--- DATA LISTING ---

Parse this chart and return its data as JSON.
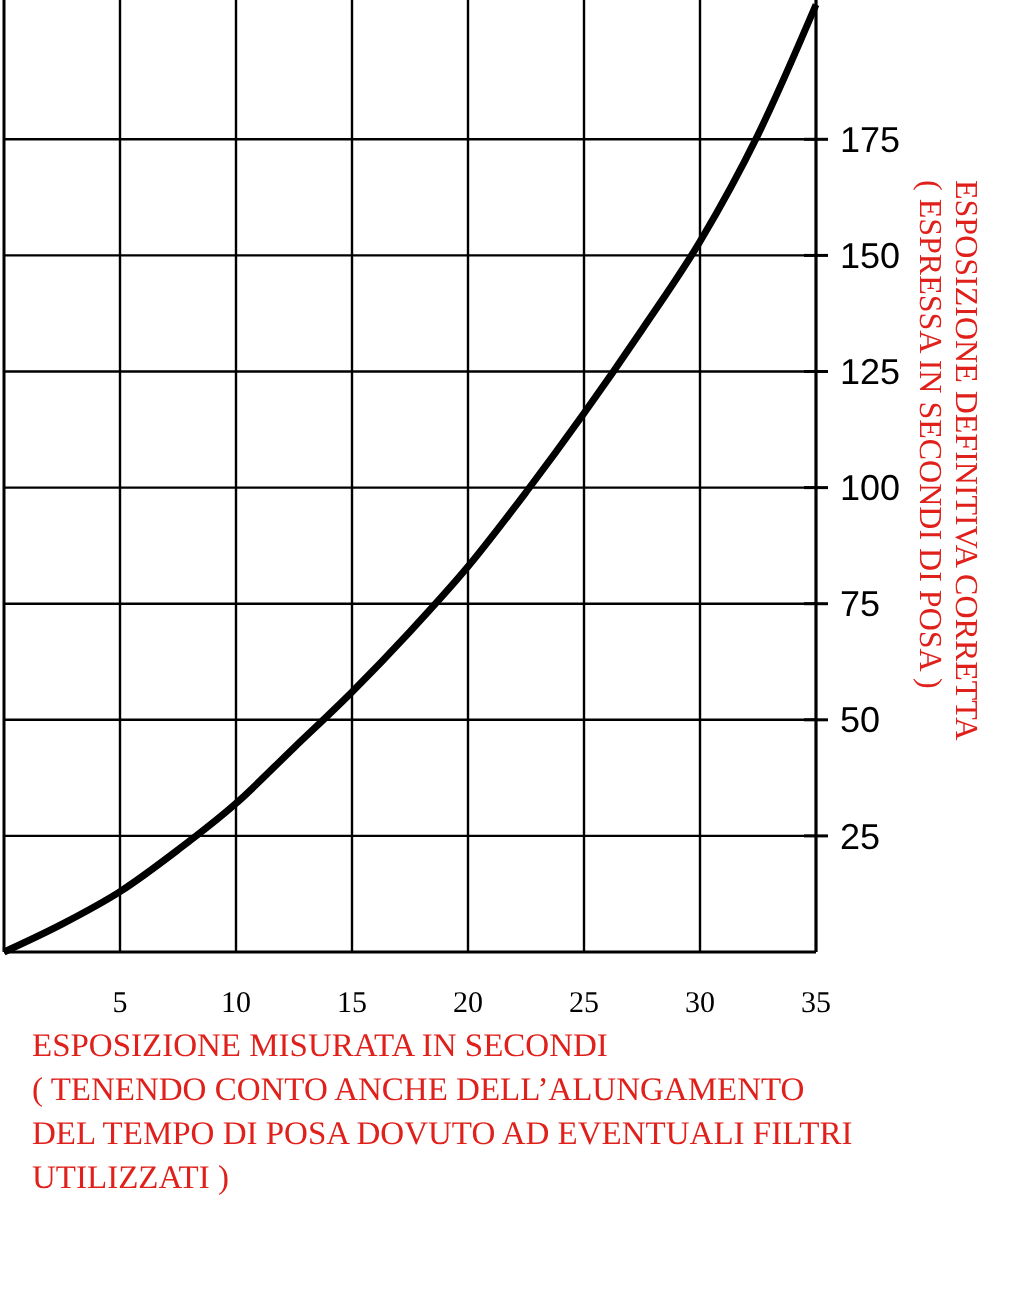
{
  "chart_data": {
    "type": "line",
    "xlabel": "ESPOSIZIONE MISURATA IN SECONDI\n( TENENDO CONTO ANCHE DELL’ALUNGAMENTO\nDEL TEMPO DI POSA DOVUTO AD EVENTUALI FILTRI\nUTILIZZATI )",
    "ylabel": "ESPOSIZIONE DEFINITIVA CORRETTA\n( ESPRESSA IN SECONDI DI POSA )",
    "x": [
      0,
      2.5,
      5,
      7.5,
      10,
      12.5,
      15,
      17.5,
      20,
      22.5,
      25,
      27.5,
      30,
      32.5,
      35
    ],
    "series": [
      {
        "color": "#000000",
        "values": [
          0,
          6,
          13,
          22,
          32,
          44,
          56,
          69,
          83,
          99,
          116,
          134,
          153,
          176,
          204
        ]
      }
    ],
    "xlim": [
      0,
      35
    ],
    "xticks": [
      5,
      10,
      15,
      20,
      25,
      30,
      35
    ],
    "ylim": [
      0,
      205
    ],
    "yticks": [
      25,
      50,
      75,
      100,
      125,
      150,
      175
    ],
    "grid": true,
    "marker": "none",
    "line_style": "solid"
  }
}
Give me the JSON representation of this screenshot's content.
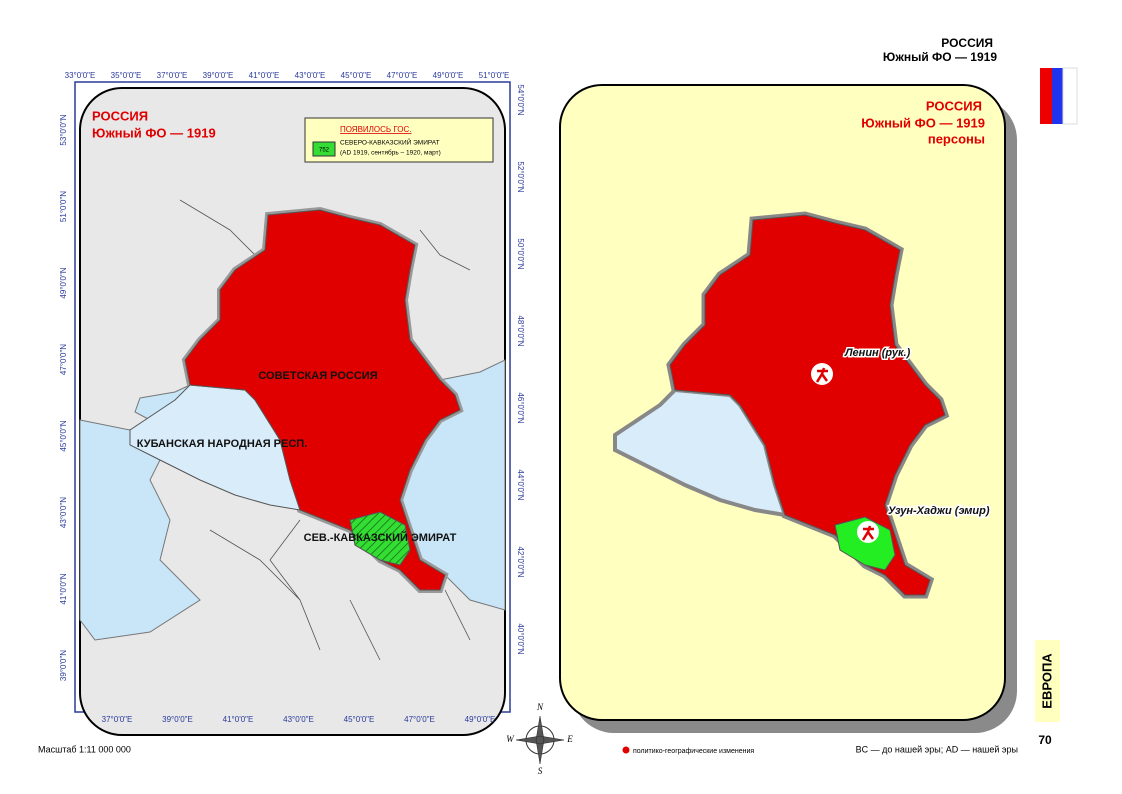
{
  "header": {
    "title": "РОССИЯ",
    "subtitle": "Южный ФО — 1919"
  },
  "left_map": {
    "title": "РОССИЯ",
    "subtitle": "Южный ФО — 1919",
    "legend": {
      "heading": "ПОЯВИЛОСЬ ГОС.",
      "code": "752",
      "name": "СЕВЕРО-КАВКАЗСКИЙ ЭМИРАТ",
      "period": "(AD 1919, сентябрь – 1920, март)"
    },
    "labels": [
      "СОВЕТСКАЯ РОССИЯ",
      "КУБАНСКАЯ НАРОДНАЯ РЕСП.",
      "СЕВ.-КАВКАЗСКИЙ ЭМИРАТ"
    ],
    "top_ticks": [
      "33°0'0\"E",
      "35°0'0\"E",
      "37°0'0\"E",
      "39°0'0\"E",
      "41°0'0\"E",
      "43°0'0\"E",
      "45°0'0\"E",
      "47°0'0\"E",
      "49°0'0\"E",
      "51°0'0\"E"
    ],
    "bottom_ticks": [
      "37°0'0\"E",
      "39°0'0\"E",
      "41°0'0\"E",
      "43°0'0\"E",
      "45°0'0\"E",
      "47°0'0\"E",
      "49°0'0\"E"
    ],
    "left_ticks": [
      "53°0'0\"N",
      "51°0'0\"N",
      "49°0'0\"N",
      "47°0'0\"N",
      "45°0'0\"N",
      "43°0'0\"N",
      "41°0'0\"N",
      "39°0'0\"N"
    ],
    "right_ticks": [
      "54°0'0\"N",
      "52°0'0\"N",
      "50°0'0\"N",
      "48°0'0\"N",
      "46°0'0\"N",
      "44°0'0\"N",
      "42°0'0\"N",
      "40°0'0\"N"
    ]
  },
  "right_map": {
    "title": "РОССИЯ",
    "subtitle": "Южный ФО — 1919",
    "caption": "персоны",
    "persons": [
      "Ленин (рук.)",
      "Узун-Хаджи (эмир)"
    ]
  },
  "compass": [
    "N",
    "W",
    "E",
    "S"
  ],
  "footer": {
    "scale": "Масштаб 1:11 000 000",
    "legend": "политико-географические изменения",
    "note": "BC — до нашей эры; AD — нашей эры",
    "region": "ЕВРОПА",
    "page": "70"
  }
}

---
--- DATA LISTING ---

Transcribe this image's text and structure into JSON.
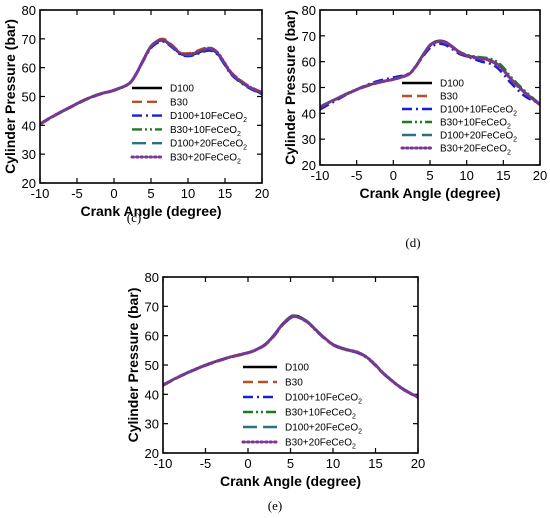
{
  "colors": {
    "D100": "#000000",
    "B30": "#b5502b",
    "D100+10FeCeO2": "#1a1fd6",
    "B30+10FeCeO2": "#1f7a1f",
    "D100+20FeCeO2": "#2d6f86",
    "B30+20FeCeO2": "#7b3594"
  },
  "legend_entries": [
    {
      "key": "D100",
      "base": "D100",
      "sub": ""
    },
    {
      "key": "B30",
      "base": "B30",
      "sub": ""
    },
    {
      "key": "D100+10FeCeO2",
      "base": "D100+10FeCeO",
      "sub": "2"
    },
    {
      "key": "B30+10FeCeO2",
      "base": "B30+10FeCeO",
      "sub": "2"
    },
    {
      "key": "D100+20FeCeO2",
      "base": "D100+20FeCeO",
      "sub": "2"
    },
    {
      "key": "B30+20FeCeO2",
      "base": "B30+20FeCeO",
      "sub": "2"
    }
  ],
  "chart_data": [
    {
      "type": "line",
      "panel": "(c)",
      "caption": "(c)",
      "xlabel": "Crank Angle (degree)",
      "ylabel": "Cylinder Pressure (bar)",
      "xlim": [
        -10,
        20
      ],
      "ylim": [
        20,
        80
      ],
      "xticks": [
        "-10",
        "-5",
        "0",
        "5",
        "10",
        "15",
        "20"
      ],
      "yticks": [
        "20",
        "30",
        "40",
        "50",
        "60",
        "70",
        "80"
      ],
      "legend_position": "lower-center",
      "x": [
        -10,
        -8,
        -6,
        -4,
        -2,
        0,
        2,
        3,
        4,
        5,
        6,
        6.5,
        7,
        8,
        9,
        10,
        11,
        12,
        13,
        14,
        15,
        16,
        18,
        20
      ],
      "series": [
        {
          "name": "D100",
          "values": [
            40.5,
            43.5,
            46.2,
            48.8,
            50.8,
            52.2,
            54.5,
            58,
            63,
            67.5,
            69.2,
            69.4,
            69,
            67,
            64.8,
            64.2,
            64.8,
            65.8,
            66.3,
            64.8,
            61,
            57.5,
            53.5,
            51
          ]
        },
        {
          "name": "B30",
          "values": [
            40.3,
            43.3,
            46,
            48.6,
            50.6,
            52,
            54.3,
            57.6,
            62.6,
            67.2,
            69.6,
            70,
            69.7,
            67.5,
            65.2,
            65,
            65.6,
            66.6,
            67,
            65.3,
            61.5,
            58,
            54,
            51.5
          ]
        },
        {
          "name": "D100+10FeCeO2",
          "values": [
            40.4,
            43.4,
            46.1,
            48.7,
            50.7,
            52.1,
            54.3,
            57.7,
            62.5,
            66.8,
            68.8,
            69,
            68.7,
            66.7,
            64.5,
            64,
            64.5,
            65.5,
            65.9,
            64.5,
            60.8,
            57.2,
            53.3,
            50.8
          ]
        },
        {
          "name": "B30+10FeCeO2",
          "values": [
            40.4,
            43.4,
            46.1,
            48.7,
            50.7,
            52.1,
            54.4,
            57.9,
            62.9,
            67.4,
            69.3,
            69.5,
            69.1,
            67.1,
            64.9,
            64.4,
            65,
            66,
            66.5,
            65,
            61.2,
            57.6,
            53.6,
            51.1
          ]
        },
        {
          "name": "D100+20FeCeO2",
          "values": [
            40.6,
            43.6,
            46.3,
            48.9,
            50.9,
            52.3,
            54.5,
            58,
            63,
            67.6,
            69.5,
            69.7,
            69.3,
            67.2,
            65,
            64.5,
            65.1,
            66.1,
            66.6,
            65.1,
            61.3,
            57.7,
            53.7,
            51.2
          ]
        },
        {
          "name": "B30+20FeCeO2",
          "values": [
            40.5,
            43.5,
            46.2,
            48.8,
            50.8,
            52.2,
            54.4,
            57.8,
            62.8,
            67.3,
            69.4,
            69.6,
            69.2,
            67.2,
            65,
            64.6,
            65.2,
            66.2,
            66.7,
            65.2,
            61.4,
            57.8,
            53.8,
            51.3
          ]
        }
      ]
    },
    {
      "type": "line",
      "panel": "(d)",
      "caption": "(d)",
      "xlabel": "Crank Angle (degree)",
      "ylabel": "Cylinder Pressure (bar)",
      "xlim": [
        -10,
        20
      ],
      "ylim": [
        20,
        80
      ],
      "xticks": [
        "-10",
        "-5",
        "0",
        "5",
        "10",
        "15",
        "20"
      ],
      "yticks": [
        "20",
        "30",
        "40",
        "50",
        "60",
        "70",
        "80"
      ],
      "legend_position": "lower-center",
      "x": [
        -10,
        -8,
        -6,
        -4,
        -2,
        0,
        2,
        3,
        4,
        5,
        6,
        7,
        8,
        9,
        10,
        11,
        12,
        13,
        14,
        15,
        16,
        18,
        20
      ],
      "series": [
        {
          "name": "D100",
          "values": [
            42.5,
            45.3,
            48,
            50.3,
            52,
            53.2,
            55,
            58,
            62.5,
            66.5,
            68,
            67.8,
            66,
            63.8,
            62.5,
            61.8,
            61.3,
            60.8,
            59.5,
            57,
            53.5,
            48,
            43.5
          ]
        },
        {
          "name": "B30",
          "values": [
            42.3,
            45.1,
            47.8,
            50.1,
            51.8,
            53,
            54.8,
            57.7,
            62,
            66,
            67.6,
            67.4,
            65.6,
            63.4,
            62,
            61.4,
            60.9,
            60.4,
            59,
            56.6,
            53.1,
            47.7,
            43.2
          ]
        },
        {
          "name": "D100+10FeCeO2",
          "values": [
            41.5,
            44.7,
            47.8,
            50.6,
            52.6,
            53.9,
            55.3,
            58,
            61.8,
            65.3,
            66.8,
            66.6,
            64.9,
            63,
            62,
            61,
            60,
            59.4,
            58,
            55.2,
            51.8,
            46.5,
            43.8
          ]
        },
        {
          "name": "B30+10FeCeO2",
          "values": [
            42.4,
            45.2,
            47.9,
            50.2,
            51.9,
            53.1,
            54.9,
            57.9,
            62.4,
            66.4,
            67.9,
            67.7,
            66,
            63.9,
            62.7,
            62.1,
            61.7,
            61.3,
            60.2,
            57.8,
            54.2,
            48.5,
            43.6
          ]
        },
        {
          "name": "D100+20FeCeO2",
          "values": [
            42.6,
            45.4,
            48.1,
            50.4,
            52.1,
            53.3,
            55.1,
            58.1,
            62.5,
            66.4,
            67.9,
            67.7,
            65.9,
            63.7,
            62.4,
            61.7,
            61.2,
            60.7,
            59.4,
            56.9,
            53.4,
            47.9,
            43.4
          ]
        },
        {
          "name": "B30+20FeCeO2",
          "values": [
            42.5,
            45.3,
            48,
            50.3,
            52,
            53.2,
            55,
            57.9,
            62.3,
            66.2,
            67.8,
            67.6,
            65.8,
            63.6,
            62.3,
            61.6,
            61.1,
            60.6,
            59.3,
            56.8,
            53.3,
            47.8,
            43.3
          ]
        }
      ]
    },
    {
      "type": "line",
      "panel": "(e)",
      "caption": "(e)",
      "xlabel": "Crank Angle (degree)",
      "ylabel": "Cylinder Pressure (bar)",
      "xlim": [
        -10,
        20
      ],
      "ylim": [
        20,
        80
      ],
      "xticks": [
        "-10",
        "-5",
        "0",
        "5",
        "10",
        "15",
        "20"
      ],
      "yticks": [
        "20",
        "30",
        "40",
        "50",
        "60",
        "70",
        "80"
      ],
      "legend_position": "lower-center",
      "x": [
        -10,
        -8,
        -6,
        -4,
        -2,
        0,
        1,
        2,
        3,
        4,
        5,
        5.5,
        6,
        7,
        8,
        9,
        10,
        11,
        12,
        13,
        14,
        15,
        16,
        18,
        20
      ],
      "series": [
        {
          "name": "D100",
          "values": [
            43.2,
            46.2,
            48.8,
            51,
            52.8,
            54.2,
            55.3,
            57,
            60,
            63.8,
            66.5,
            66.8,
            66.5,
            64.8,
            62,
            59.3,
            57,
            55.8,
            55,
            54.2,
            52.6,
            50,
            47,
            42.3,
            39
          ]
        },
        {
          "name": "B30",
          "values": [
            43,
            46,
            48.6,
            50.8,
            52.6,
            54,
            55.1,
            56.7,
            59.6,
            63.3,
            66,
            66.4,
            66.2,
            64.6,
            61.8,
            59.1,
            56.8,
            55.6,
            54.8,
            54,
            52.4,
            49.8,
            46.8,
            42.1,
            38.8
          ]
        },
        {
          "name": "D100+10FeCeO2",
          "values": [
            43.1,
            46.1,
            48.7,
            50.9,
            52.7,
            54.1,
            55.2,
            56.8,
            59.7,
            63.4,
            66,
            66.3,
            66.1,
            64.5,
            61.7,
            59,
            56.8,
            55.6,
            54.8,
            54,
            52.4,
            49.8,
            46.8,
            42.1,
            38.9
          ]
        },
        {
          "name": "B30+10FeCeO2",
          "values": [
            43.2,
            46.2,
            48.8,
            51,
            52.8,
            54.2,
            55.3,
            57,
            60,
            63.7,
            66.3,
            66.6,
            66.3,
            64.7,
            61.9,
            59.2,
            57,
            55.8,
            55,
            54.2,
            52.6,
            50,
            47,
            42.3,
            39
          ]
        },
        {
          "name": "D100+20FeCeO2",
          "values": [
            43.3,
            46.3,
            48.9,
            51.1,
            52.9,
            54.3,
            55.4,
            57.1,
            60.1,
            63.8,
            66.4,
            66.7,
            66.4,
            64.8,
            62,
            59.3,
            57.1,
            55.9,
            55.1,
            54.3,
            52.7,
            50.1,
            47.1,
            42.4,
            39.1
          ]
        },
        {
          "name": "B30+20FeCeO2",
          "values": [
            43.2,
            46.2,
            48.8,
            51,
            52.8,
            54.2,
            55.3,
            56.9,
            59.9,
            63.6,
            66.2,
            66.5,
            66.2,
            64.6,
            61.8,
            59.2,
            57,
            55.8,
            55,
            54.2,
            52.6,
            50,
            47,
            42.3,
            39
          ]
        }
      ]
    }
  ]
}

---
--- DATA LISTING ---

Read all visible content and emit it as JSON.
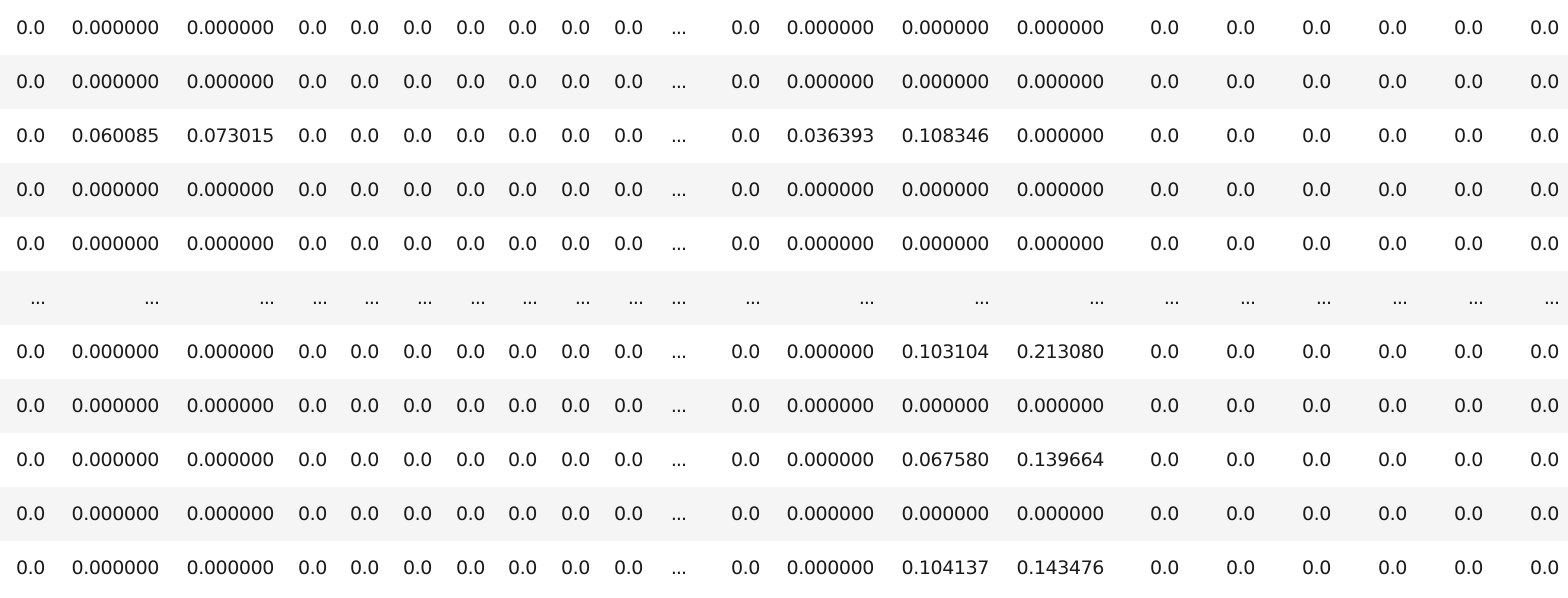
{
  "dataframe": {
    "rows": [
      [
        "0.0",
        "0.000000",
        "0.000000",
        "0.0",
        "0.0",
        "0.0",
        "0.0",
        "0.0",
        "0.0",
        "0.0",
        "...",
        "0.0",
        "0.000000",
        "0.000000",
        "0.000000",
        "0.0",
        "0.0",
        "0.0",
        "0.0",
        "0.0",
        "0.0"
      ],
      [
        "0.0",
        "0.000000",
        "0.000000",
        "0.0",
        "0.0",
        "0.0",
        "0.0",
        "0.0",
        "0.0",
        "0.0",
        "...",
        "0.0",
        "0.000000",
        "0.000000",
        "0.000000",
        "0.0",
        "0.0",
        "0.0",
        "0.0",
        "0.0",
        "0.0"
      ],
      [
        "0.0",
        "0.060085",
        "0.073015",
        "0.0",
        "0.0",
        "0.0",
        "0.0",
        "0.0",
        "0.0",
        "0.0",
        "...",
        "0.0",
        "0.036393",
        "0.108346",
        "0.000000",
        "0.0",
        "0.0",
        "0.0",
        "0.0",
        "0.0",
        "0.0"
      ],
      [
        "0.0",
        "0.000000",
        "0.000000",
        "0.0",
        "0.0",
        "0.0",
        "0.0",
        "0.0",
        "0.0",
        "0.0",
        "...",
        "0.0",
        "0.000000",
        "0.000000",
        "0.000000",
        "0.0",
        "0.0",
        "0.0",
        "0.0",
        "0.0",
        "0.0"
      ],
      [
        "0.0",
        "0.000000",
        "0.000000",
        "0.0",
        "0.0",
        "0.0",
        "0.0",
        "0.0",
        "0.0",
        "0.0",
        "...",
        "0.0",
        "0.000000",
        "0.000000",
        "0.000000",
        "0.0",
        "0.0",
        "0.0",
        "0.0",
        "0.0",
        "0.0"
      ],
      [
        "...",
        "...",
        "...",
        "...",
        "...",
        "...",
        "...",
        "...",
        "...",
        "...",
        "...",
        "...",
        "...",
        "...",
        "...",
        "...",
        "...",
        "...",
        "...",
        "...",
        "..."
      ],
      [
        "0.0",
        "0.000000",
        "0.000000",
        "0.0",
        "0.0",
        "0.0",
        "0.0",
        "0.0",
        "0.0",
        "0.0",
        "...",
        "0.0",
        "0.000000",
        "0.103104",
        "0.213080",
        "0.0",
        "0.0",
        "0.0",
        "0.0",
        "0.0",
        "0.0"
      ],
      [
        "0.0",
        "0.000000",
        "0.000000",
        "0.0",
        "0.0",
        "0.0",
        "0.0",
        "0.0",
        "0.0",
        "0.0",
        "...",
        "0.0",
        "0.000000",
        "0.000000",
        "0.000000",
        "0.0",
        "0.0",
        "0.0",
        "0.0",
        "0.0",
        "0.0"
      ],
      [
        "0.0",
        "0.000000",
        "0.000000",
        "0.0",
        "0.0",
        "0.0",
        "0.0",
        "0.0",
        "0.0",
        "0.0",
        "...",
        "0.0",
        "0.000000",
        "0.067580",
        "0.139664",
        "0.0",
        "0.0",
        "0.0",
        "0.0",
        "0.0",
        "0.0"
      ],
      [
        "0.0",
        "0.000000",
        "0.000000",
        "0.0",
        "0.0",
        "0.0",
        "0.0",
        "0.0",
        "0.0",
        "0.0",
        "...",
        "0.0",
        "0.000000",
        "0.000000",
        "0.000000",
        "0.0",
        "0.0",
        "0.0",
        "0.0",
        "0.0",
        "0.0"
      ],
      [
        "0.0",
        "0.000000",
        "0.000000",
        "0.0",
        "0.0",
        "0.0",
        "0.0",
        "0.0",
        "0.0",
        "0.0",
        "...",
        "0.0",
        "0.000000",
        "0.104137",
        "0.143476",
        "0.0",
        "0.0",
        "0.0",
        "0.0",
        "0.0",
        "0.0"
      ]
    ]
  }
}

---

### PROBLEM REQUIREMENTS
Show all lines from the records above where the word "base" occurs.

### RESPONSE TO THE TASK
      "base": "D100",
      "base": "B30",
      "base": "D100+10FeCeO",
      "base": "B30+10FeCeO",
      "base": "D100+20FeCeO",
      "base": "B30+20FeCeO",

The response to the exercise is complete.